### GOAL
Return the entries below verbatim. Pictures stay out.

|---|

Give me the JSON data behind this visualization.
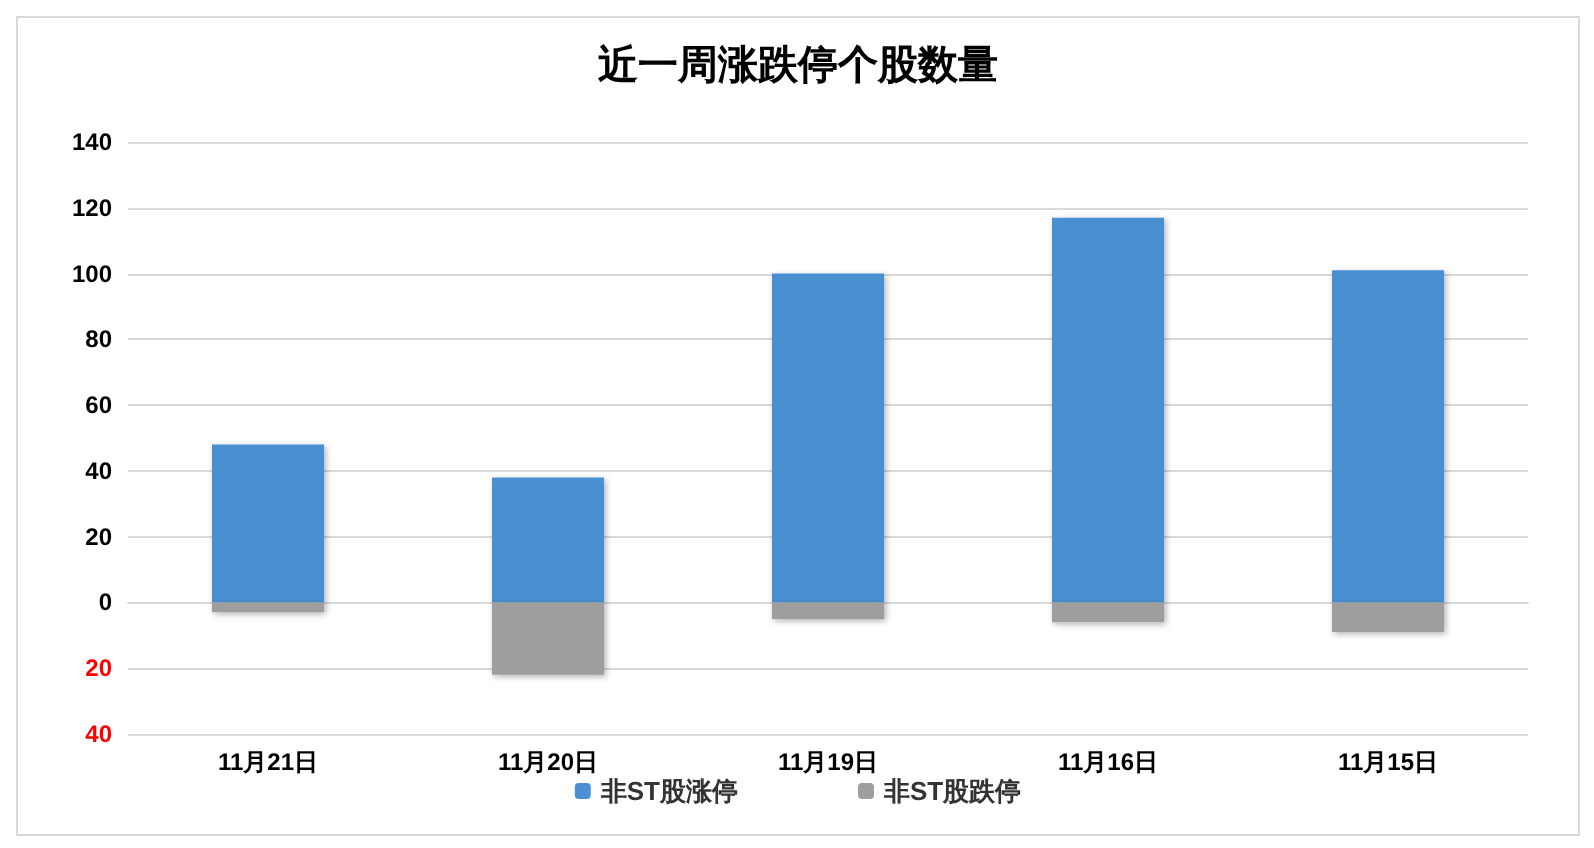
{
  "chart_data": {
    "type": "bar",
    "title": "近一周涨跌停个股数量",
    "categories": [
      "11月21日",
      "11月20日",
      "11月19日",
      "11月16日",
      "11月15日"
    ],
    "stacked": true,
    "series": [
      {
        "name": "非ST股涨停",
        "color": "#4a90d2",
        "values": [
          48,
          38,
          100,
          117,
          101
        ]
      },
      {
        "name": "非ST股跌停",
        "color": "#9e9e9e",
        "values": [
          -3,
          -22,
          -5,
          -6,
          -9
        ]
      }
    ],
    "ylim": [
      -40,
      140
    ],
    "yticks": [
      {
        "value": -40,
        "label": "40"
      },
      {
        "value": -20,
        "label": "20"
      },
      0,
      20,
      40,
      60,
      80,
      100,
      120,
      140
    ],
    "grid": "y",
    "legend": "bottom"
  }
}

|---|

### SOLUTION TO THE PROBLEM
Give me the JSON data behind this visualization.
{
  "chart_data": {
    "type": "bar",
    "title": "近一周涨跌停个股数量",
    "categories": [
      "11月21日",
      "11月20日",
      "11月19日",
      "11月16日",
      "11月15日"
    ],
    "stacked": true,
    "series": [
      {
        "name": "非ST股涨停",
        "color": "#4a90d2",
        "values": [
          48,
          38,
          100,
          117,
          101
        ]
      },
      {
        "name": "非ST股跌停",
        "color": "#9e9e9e",
        "values": [
          -3,
          -22,
          -5,
          -6,
          -9
        ]
      }
    ],
    "ylim": [
      -40,
      140
    ],
    "yticks": [
      {
        "value": -40,
        "label": "40"
      },
      {
        "value": -20,
        "label": "20"
      },
      0,
      20,
      40,
      60,
      80,
      100,
      120,
      140
    ],
    "grid": "y",
    "legend": "bottom"
  }
}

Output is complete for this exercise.